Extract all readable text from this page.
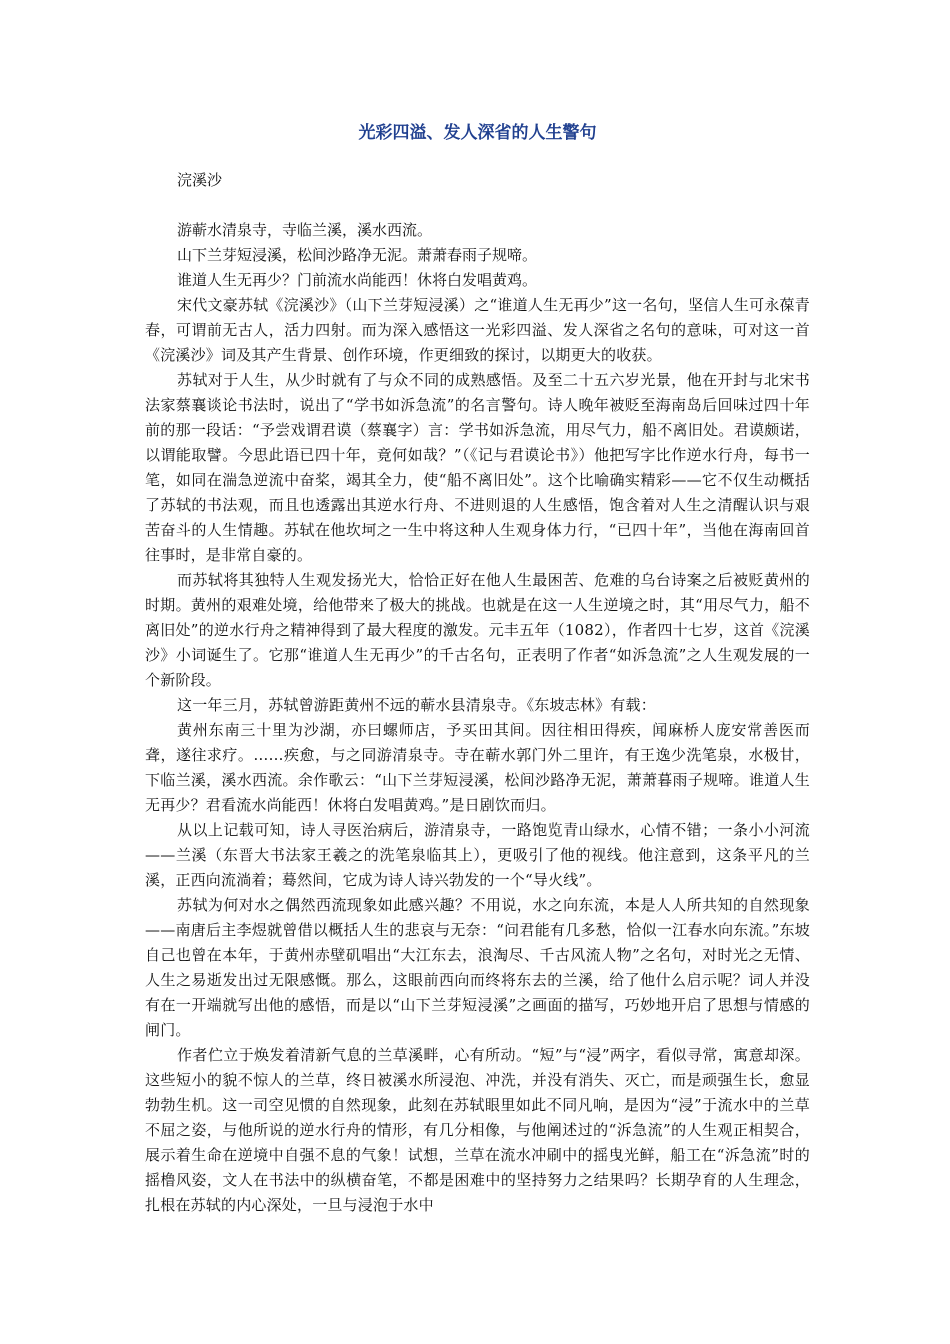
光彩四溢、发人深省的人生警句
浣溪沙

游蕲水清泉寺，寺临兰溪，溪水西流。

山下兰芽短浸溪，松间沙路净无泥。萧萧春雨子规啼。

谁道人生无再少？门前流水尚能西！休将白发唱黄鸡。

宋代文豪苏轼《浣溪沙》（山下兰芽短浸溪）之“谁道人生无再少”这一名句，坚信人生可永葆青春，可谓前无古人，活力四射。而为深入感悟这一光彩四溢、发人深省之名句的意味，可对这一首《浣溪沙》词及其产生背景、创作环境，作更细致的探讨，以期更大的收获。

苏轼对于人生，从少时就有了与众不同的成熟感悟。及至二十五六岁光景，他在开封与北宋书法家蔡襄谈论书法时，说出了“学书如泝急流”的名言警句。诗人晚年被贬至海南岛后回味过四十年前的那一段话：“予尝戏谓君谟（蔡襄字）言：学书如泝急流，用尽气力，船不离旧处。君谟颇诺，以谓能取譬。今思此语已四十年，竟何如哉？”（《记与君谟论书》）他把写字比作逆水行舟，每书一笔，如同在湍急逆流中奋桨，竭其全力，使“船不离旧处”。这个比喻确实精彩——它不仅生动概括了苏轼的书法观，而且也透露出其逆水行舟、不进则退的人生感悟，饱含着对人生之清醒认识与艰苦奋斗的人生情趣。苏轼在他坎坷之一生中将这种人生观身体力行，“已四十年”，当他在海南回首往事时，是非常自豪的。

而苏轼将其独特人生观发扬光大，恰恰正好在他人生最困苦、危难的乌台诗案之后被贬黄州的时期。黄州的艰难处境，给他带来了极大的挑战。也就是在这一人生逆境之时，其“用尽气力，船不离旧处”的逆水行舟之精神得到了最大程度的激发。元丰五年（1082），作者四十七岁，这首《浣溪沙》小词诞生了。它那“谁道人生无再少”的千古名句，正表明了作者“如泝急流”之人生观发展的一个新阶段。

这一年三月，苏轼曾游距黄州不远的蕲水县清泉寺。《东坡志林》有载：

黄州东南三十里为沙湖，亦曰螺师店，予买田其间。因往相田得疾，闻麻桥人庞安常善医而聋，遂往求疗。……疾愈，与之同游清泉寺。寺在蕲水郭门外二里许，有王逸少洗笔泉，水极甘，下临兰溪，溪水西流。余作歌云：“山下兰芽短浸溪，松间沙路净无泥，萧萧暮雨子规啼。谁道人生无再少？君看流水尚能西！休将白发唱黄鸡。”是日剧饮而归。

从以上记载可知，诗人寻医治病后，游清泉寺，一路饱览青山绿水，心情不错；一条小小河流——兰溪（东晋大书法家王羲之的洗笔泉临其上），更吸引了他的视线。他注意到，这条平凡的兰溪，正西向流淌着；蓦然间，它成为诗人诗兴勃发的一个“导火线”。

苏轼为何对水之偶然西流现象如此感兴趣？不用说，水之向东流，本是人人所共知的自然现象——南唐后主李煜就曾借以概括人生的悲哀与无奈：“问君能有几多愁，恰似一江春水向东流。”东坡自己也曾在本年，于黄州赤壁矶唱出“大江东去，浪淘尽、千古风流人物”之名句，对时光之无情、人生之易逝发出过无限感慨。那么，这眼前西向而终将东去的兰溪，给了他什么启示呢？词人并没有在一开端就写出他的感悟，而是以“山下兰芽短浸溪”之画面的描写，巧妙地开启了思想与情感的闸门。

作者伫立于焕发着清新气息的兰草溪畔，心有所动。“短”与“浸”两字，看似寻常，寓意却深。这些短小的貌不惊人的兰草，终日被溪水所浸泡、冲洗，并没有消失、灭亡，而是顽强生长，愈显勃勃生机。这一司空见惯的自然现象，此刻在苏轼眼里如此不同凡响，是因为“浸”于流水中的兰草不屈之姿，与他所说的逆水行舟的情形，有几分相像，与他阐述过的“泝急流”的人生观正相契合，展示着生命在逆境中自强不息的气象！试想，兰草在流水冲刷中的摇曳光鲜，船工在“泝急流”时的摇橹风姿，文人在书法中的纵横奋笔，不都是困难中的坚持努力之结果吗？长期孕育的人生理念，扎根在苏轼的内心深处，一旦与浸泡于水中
....................
• _EXERCISE DESCRIPTION_: The records above must be echoed exactly, minus their pictures.

• _RESULT OF THIS EXERCISE_:
Extract all readable text from this page.
光彩四溢、发人深省的人生警句
浣溪沙

游蕲水清泉寺，寺临兰溪，溪水西流。

山下兰芽短浸溪，松间沙路净无泥。萧萧春雨子规啼。

谁道人生无再少？门前流水尚能西！休将白发唱黄鸡。

宋代文豪苏轼《浣溪沙》（山下兰芽短浸溪）之“谁道人生无再少”这一名句，坚信人生可永葆青春，可谓前无古人，活力四射。而为深入感悟这一光彩四溢、发人深省之名句的意味，可对这一首《浣溪沙》词及其产生背景、创作环境，作更细致的探讨，以期更大的收获。

苏轼对于人生，从少时就有了与众不同的成熟感悟。及至二十五六岁光景，他在开封与北宋书法家蔡襄谈论书法时，说出了“学书如泝急流”的名言警句。诗人晚年被贬至海南岛后回味过四十年前的那一段话：“予尝戏谓君谟（蔡襄字）言：学书如泝急流，用尽气力，船不离旧处。君谟颇诺，以谓能取譬。今思此语已四十年，竟何如哉？”（《记与君谟论书》）他把写字比作逆水行舟，每书一笔，如同在湍急逆流中奋桨，竭其全力，使“船不离旧处”。这个比喻确实精彩——它不仅生动概括了苏轼的书法观，而且也透露出其逆水行舟、不进则退的人生感悟，饱含着对人生之清醒认识与艰苦奋斗的人生情趣。苏轼在他坎坷之一生中将这种人生观身体力行，“已四十年”，当他在海南回首往事时，是非常自豪的。

而苏轼将其独特人生观发扬光大，恰恰正好在他人生最困苦、危难的乌台诗案之后被贬黄州的时期。黄州的艰难处境，给他带来了极大的挑战。也就是在这一人生逆境之时，其“用尽气力，船不离旧处”的逆水行舟之精神得到了最大程度的激发。元丰五年（1082），作者四十七岁，这首《浣溪沙》小词诞生了。它那“谁道人生无再少”的千古名句，正表明了作者“如泝急流”之人生观发展的一个新阶段。

这一年三月，苏轼曾游距黄州不远的蕲水县清泉寺。《东坡志林》有载：

黄州东南三十里为沙湖，亦曰螺师店，予买田其间。因往相田得疾，闻麻桥人庞安常善医而聋，遂往求疗。……疾愈，与之同游清泉寺。寺在蕲水郭门外二里许，有王逸少洗笔泉，水极甘，下临兰溪，溪水西流。余作歌云：“山下兰芽短浸溪，松间沙路净无泥，萧萧暮雨子规啼。谁道人生无再少？君看流水尚能西！休将白发唱黄鸡。”是日剧饮而归。

从以上记载可知，诗人寻医治病后，游清泉寺，一路饱览青山绿水，心情不错；一条小小河流——兰溪（东晋大书法家王羲之的洗笔泉临其上），更吸引了他的视线。他注意到，这条平凡的兰溪，正西向流淌着；蓦然间，它成为诗人诗兴勃发的一个“导火线”。

苏轼为何对水之偶然西流现象如此感兴趣？不用说，水之向东流，本是人人所共知的自然现象——南唐后主李煜就曾借以概括人生的悲哀与无奈：“问君能有几多愁，恰似一江春水向东流。”东坡自己也曾在本年，于黄州赤壁矶唱出“大江东去，浪淘尽、千古风流人物”之名句，对时光之无情、人生之易逝发出过无限感慨。那么，这眼前西向而终将东去的兰溪，给了他什么启示呢？词人并没有在一开端就写出他的感悟，而是以“山下兰芽短浸溪”之画面的描写，巧妙地开启了思想与情感的闸门。

作者伫立于焕发着清新气息的兰草溪畔，心有所动。“短”与“浸”两字，看似寻常，寓意却深。这些短小的貌不惊人的兰草，终日被溪水所浸泡、冲洗，并没有消失、灭亡，而是顽强生长，愈显勃勃生机。这一司空见惯的自然现象，此刻在苏轼眼里如此不同凡响，是因为“浸”于流水中的兰草不屈之姿，与他所说的逆水行舟的情形，有几分相像，与他阐述过的“泝急流”的人生观正相契合，展示着生命在逆境中自强不息的气象！试想，兰草在流水冲刷中的摇曳光鲜，船工在“泝急流”时的摇橹风姿，文人在书法中的纵横奋笔，不都是困难中的坚持努力之结果吗？长期孕育的人生理念，扎根在苏轼的内心深处，一旦与浸泡于水中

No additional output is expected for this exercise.